STATED TASK
All records are to be retyped faithfully and completely.

EXERCISE MATERIALS
━━━━━━━━━━━━━━━━
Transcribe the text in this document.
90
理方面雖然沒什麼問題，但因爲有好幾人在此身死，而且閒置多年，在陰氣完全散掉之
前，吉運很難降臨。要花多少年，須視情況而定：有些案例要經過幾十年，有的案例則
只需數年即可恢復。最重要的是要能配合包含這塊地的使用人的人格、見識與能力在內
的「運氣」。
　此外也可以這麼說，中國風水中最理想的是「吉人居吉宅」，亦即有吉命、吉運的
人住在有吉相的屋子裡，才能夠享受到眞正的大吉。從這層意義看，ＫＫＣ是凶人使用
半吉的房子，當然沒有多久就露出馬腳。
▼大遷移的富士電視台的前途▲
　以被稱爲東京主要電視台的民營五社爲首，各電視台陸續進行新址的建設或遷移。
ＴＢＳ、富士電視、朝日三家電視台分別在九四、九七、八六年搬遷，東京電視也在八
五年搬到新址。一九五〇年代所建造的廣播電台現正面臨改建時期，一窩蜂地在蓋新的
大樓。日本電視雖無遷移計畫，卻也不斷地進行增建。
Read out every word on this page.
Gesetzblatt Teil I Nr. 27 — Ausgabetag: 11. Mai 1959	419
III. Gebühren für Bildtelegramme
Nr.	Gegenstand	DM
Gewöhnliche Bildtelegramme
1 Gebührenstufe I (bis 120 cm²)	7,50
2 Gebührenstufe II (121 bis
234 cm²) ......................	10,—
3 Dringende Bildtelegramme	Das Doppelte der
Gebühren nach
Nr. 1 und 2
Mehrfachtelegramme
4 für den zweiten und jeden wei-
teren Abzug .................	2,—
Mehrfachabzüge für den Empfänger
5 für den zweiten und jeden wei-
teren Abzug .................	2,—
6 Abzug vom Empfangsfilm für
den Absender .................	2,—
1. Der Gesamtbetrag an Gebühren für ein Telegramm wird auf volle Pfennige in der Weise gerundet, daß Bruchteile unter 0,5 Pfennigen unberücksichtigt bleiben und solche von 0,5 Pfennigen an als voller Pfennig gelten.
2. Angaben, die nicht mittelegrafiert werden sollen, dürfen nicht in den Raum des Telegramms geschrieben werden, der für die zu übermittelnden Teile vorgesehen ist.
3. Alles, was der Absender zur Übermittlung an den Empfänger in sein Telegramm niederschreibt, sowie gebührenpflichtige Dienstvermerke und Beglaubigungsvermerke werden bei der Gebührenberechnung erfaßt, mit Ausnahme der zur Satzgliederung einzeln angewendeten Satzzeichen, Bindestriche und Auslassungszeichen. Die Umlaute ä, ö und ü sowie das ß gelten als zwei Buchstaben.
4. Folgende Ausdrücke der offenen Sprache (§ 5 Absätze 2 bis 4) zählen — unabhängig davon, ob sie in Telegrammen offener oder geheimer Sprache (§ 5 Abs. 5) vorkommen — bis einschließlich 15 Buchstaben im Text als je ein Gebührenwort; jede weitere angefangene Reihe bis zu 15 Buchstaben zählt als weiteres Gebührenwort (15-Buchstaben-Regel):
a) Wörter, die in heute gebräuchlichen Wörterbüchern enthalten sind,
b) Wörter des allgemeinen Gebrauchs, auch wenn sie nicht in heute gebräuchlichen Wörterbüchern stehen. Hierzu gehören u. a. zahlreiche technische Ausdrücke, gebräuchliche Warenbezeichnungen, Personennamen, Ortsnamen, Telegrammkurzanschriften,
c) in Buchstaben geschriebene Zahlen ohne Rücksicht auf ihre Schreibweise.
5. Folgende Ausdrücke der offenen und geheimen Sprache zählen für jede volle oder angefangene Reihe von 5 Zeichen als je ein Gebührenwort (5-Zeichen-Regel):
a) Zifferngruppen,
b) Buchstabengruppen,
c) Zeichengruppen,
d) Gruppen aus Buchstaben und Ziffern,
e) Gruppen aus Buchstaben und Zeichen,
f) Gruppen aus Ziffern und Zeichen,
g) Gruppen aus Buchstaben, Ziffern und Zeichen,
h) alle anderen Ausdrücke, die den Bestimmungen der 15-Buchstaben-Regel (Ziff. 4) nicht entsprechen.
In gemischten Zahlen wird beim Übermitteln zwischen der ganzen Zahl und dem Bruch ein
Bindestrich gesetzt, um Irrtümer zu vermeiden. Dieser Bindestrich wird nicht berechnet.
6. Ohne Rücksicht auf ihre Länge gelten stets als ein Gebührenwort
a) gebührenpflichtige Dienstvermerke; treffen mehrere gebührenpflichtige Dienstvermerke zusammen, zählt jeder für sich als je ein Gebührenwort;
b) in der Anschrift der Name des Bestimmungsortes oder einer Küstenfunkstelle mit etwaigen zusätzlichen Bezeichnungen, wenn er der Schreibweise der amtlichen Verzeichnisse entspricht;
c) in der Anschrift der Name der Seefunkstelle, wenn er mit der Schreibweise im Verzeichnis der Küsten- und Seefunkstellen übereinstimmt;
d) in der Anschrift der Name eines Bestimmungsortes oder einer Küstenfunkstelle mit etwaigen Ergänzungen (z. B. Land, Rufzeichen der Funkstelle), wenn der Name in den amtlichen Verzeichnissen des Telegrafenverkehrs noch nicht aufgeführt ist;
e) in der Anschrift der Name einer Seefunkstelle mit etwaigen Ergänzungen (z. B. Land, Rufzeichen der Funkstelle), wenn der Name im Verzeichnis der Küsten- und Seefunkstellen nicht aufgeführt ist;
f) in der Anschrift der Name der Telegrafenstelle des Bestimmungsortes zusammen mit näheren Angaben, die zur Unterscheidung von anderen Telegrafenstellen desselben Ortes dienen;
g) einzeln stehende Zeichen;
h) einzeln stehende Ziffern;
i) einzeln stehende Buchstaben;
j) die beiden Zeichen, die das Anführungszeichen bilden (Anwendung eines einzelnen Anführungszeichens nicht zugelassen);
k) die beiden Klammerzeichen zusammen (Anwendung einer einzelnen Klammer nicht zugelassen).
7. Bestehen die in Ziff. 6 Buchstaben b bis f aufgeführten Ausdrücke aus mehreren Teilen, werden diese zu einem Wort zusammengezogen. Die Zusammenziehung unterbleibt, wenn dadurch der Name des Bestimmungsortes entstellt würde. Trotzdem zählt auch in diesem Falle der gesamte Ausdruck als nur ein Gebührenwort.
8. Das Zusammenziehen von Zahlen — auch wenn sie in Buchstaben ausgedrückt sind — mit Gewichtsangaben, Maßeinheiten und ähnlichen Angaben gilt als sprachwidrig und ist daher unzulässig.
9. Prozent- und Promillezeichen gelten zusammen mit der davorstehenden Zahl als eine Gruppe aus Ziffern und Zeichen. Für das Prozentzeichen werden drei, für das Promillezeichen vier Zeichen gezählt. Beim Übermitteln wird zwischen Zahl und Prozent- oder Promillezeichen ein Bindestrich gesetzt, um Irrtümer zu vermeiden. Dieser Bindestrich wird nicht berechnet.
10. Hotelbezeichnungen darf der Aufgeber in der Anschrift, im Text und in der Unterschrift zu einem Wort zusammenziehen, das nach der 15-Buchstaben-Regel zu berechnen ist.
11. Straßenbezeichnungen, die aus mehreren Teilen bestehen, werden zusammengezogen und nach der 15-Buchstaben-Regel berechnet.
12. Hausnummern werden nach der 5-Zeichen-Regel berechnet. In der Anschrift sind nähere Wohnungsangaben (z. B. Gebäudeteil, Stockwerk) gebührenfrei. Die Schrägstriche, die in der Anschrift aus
━━━━━━━━━━━━━━━━
OUTPUT
Transcribe the text in this document.
90
理方面雖然沒什麼問題，但因爲有好幾人在此身死，而且閒置多年，在陰氣完全散掉之
前，吉運很難降臨。要花多少年，須視情況而定：有些案例要經過幾十年，有的案例則
只需數年即可恢復。最重要的是要能配合包含這塊地的使用人的人格、見識與能力在內
的「運氣」。
　此外也可以這麼說，中國風水中最理想的是「吉人居吉宅」，亦即有吉命、吉運的
人住在有吉相的屋子裡，才能夠享受到眞正的大吉。從這層意義看，ＫＫＣ是凶人使用
半吉的房子，當然沒有多久就露出馬腳。
▼大遷移的富士電視台的前途▲
　以被稱爲東京主要電視台的民營五社爲首，各電視台陸續進行新址的建設或遷移。
ＴＢＳ、富士電視、朝日三家電視台分別在九四、九七、八六年搬遷，東京電視也在八
五年搬到新址。一九五〇年代所建造的廣播電台現正面臨改建時期，一窩蜂地在蓋新的
大樓。日本電視雖無遷移計畫，卻也不斷地進行增建。
Read out every word on this page.
Gesetzblatt Teil I Nr. 27 — Ausgabetag: 11. Mai 1959	419
III. Gebühren für Bildtelegramme
Nr.	Gegenstand	DM
Gewöhnliche Bildtelegramme
1 Gebührenstufe I (bis 120 cm²)	7,50
2 Gebührenstufe II (121 bis
234 cm²) ......................	10,—
3 Dringende Bildtelegramme	Das Doppelte der
Gebühren nach
Nr. 1 und 2
Mehrfachtelegramme
4 für den zweiten und jeden wei-
teren Abzug .................	2,—
Mehrfachabzüge für den Empfänger
5 für den zweiten und jeden wei-
teren Abzug .................	2,—
6 Abzug vom Empfangsfilm für
den Absender .................	2,—
1. Der Gesamtbetrag an Gebühren für ein Telegramm wird auf volle Pfennige in der Weise gerundet, daß Bruchteile unter 0,5 Pfennigen unberücksichtigt bleiben und solche von 0,5 Pfennigen an als voller Pfennig gelten.
2. Angaben, die nicht mittelegrafiert werden sollen, dürfen nicht in den Raum des Telegramms geschrieben werden, der für die zu übermittelnden Teile vorgesehen ist.
3. Alles, was der Absender zur Übermittlung an den Empfänger in sein Telegramm niederschreibt, sowie gebührenpflichtige Dienstvermerke und Beglaubigungsvermerke werden bei der Gebührenberechnung erfaßt, mit Ausnahme der zur Satzgliederung einzeln angewendeten Satzzeichen, Bindestriche und Auslassungszeichen. Die Umlaute ä, ö und ü sowie das ß gelten als zwei Buchstaben.
4. Folgende Ausdrücke der offenen Sprache (§ 5 Absätze 2 bis 4) zählen — unabhängig davon, ob sie in Telegrammen offener oder geheimer Sprache (§ 5 Abs. 5) vorkommen — bis einschließlich 15 Buchstaben im Text als je ein Gebührenwort; jede weitere angefangene Reihe bis zu 15 Buchstaben zählt als weiteres Gebührenwort (15-Buchstaben-Regel):
a) Wörter, die in heute gebräuchlichen Wörterbüchern enthalten sind,
b) Wörter des allgemeinen Gebrauchs, auch wenn sie nicht in heute gebräuchlichen Wörterbüchern stehen. Hierzu gehören u. a. zahlreiche technische Ausdrücke, gebräuchliche Warenbezeichnungen, Personennamen, Ortsnamen, Telegrammkurzanschriften,
c) in Buchstaben geschriebene Zahlen ohne Rücksicht auf ihre Schreibweise.
5. Folgende Ausdrücke der offenen und geheimen Sprache zählen für jede volle oder angefangene Reihe von 5 Zeichen als je ein Gebührenwort (5-Zeichen-Regel):
a) Zifferngruppen,
b) Buchstabengruppen,
c) Zeichengruppen,
d) Gruppen aus Buchstaben und Ziffern,
e) Gruppen aus Buchstaben und Zeichen,
f) Gruppen aus Ziffern und Zeichen,
g) Gruppen aus Buchstaben, Ziffern und Zeichen,
h) alle anderen Ausdrücke, die den Bestimmungen der 15-Buchstaben-Regel (Ziff. 4) nicht entsprechen.
In gemischten Zahlen wird beim Übermitteln zwischen der ganzen Zahl und dem Bruch ein
Bindestrich gesetzt, um Irrtümer zu vermeiden. Dieser Bindestrich wird nicht berechnet.
6. Ohne Rücksicht auf ihre Länge gelten stets als ein Gebührenwort
a) gebührenpflichtige Dienstvermerke; treffen mehrere gebührenpflichtige Dienstvermerke zusammen, zählt jeder für sich als je ein Gebührenwort;
b) in der Anschrift der Name des Bestimmungsortes oder einer Küstenfunkstelle mit etwaigen zusätzlichen Bezeichnungen, wenn er der Schreibweise der amtlichen Verzeichnisse entspricht;
c) in der Anschrift der Name der Seefunkstelle, wenn er mit der Schreibweise im Verzeichnis der Küsten- und Seefunkstellen übereinstimmt;
d) in der Anschrift der Name eines Bestimmungsortes oder einer Küstenfunkstelle mit etwaigen Ergänzungen (z. B. Land, Rufzeichen der Funkstelle), wenn der Name in den amtlichen Verzeichnissen des Telegrafenverkehrs noch nicht aufgeführt ist;
e) in der Anschrift der Name einer Seefunkstelle mit etwaigen Ergänzungen (z. B. Land, Rufzeichen der Funkstelle), wenn der Name im Verzeichnis der Küsten- und Seefunkstellen nicht aufgeführt ist;
f) in der Anschrift der Name der Telegrafenstelle des Bestimmungsortes zusammen mit näheren Angaben, die zur Unterscheidung von anderen Telegrafenstellen desselben Ortes dienen;
g) einzeln stehende Zeichen;
h) einzeln stehende Ziffern;
i) einzeln stehende Buchstaben;
j) die beiden Zeichen, die das Anführungszeichen bilden (Anwendung eines einzelnen Anführungszeichens nicht zugelassen);
k) die beiden Klammerzeichen zusammen (Anwendung einer einzelnen Klammer nicht zugelassen).
7. Bestehen die in Ziff. 6 Buchstaben b bis f aufgeführten Ausdrücke aus mehreren Teilen, werden diese zu einem Wort zusammengezogen. Die Zusammenziehung unterbleibt, wenn dadurch der Name des Bestimmungsortes entstellt würde. Trotzdem zählt auch in diesem Falle der gesamte Ausdruck als nur ein Gebührenwort.
8. Das Zusammenziehen von Zahlen — auch wenn sie in Buchstaben ausgedrückt sind — mit Gewichtsangaben, Maßeinheiten und ähnlichen Angaben gilt als sprachwidrig und ist daher unzulässig.
9. Prozent- und Promillezeichen gelten zusammen mit der davorstehenden Zahl als eine Gruppe aus Ziffern und Zeichen. Für das Prozentzeichen werden drei, für das Promillezeichen vier Zeichen gezählt. Beim Übermitteln wird zwischen Zahl und Prozent- oder Promillezeichen ein Bindestrich gesetzt, um Irrtümer zu vermeiden. Dieser Bindestrich wird nicht berechnet.
10. Hotelbezeichnungen darf der Aufgeber in der Anschrift, im Text und in der Unterschrift zu einem Wort zusammenziehen, das nach der 15-Buchstaben-Regel zu berechnen ist.
11. Straßenbezeichnungen, die aus mehreren Teilen bestehen, werden zusammengezogen und nach der 15-Buchstaben-Regel berechnet.
12. Hausnummern werden nach der 5-Zeichen-Regel berechnet. In der Anschrift sind nähere Wohnungsangaben (z. B. Gebäudeteil, Stockwerk) gebührenfrei. Die Schrägstriche, die in der Anschrift aus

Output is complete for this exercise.